§ Exercise prompt
Transcribe every line of the records verbatim.

Dataset items:
:::::

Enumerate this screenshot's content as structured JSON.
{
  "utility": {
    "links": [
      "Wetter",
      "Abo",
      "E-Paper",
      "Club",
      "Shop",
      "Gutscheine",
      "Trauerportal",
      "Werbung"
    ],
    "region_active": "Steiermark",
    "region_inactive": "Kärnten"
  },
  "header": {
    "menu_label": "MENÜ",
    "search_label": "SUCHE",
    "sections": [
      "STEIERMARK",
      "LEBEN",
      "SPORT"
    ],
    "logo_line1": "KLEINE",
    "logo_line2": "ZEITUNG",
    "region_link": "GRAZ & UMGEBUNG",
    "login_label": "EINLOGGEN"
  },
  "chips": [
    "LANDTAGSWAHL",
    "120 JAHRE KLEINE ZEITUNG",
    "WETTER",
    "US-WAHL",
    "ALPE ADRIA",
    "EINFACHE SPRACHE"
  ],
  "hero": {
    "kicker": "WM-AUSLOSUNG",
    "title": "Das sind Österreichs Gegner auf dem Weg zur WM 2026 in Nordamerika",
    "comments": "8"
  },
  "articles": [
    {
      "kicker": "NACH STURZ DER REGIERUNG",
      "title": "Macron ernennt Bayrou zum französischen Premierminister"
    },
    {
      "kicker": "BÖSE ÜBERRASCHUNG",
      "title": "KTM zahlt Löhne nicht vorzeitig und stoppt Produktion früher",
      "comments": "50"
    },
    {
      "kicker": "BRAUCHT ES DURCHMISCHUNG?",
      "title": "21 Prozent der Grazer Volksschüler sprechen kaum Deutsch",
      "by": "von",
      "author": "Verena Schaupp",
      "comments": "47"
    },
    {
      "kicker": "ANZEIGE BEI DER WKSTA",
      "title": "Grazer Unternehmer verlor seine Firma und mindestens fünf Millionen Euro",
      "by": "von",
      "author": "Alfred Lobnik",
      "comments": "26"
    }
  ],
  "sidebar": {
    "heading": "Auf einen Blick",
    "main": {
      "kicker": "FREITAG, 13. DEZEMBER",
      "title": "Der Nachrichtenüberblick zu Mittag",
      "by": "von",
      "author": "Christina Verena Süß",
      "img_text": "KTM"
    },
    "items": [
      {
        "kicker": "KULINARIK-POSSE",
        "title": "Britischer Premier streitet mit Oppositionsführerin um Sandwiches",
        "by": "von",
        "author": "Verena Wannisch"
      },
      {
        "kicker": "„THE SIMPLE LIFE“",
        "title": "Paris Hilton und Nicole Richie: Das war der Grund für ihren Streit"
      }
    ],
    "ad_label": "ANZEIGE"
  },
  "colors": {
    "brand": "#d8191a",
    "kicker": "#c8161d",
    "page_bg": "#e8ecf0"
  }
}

:::::

§ Task result
Enumerate this screenshot's content as structured JSON.
{
  "utility": {
    "links": [
      "Wetter",
      "Abo",
      "E-Paper",
      "Club",
      "Shop",
      "Gutscheine",
      "Trauerportal",
      "Werbung"
    ],
    "region_active": "Steiermark",
    "region_inactive": "Kärnten"
  },
  "header": {
    "menu_label": "MENÜ",
    "search_label": "SUCHE",
    "sections": [
      "STEIERMARK",
      "LEBEN",
      "SPORT"
    ],
    "logo_line1": "KLEINE",
    "logo_line2": "ZEITUNG",
    "region_link": "GRAZ & UMGEBUNG",
    "login_label": "EINLOGGEN"
  },
  "chips": [
    "LANDTAGSWAHL",
    "120 JAHRE KLEINE ZEITUNG",
    "WETTER",
    "US-WAHL",
    "ALPE ADRIA",
    "EINFACHE SPRACHE"
  ],
  "hero": {
    "kicker": "WM-AUSLOSUNG",
    "title": "Das sind Österreichs Gegner auf dem Weg zur WM 2026 in Nordamerika",
    "comments": "8"
  },
  "articles": [
    {
      "kicker": "NACH STURZ DER REGIERUNG",
      "title": "Macron ernennt Bayrou zum französischen Premierminister"
    },
    {
      "kicker": "BÖSE ÜBERRASCHUNG",
      "title": "KTM zahlt Löhne nicht vorzeitig und stoppt Produktion früher",
      "comments": "50"
    },
    {
      "kicker": "BRAUCHT ES DURCHMISCHUNG?",
      "title": "21 Prozent der Grazer Volksschüler sprechen kaum Deutsch",
      "by": "von",
      "author": "Verena Schaupp",
      "comments": "47"
    },
    {
      "kicker": "ANZEIGE BEI DER WKSTA",
      "title": "Grazer Unternehmer verlor seine Firma und mindestens fünf Millionen Euro",
      "by": "von",
      "author": "Alfred Lobnik",
      "comments": "26"
    }
  ],
  "sidebar": {
    "heading": "Auf einen Blick",
    "main": {
      "kicker": "FREITAG, 13. DEZEMBER",
      "title": "Der Nachrichtenüberblick zu Mittag",
      "by": "von",
      "author": "Christina Verena Süß",
      "img_text": "KTM"
    },
    "items": [
      {
        "kicker": "KULINARIK-POSSE",
        "title": "Britischer Premier streitet mit Oppositionsführerin um Sandwiches",
        "by": "von",
        "author": "Verena Wannisch"
      },
      {
        "kicker": "„THE SIMPLE LIFE“",
        "title": "Paris Hilton und Nicole Richie: Das war der Grund für ihren Streit"
      }
    ],
    "ad_label": "ANZEIGE"
  },
  "colors": {
    "brand": "#d8191a",
    "kicker": "#c8161d",
    "page_bg": "#e8ecf0"
  }
}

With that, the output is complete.